=== Supplied data ===
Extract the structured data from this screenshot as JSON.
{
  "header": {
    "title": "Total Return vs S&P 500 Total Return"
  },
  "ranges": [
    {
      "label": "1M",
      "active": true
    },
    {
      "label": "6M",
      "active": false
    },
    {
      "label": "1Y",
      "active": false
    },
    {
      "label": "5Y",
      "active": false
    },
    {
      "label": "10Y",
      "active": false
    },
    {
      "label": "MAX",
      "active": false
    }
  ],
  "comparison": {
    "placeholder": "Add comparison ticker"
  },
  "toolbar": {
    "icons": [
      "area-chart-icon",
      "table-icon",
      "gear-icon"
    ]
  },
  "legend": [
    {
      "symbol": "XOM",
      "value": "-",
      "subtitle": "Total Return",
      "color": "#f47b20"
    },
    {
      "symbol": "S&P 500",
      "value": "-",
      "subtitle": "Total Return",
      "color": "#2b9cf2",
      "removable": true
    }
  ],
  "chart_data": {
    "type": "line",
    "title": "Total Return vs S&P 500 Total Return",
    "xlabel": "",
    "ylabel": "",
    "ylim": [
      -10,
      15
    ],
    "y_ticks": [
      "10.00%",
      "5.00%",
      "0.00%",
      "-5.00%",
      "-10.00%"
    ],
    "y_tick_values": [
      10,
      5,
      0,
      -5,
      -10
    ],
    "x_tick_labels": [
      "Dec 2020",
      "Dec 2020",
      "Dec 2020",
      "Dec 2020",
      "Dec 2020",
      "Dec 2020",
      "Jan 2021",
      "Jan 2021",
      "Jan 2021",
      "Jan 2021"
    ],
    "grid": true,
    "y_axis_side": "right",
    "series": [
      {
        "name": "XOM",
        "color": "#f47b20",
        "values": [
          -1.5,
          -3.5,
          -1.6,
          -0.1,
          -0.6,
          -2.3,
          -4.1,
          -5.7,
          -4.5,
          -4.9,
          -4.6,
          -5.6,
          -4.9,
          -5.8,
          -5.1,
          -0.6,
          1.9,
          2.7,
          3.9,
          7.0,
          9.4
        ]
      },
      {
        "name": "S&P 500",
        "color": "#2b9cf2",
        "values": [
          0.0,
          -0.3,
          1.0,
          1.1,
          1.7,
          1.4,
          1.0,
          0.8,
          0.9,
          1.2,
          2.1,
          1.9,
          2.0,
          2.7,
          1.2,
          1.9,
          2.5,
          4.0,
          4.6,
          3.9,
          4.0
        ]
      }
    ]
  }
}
===
Stated problem:
From the records above, extract every entry exactly as given.

Exercise output:
Extract the structured data from this screenshot as JSON.
{
  "header": {
    "title": "Total Return vs S&P 500 Total Return"
  },
  "ranges": [
    {
      "label": "1M",
      "active": true
    },
    {
      "label": "6M",
      "active": false
    },
    {
      "label": "1Y",
      "active": false
    },
    {
      "label": "5Y",
      "active": false
    },
    {
      "label": "10Y",
      "active": false
    },
    {
      "label": "MAX",
      "active": false
    }
  ],
  "comparison": {
    "placeholder": "Add comparison ticker"
  },
  "toolbar": {
    "icons": [
      "area-chart-icon",
      "table-icon",
      "gear-icon"
    ]
  },
  "legend": [
    {
      "symbol": "XOM",
      "value": "-",
      "subtitle": "Total Return",
      "color": "#f47b20"
    },
    {
      "symbol": "S&P 500",
      "value": "-",
      "subtitle": "Total Return",
      "color": "#2b9cf2",
      "removable": true
    }
  ],
  "chart_data": {
    "type": "line",
    "title": "Total Return vs S&P 500 Total Return",
    "xlabel": "",
    "ylabel": "",
    "ylim": [
      -10,
      15
    ],
    "y_ticks": [
      "10.00%",
      "5.00%",
      "0.00%",
      "-5.00%",
      "-10.00%"
    ],
    "y_tick_values": [
      10,
      5,
      0,
      -5,
      -10
    ],
    "x_tick_labels": [
      "Dec 2020",
      "Dec 2020",
      "Dec 2020",
      "Dec 2020",
      "Dec 2020",
      "Dec 2020",
      "Jan 2021",
      "Jan 2021",
      "Jan 2021",
      "Jan 2021"
    ],
    "grid": true,
    "y_axis_side": "right",
    "series": [
      {
        "name": "XOM",
        "color": "#f47b20",
        "values": [
          -1.5,
          -3.5,
          -1.6,
          -0.1,
          -0.6,
          -2.3,
          -4.1,
          -5.7,
          -4.5,
          -4.9,
          -4.6,
          -5.6,
          -4.9,
          -5.8,
          -5.1,
          -0.6,
          1.9,
          2.7,
          3.9,
          7.0,
          9.4
        ]
      },
      {
        "name": "S&P 500",
        "color": "#2b9cf2",
        "values": [
          0.0,
          -0.3,
          1.0,
          1.1,
          1.7,
          1.4,
          1.0,
          0.8,
          0.9,
          1.2,
          2.1,
          1.9,
          2.0,
          2.7,
          1.2,
          1.9,
          2.5,
          4.0,
          4.6,
          3.9,
          4.0
        ]
      }
    ]
  }
}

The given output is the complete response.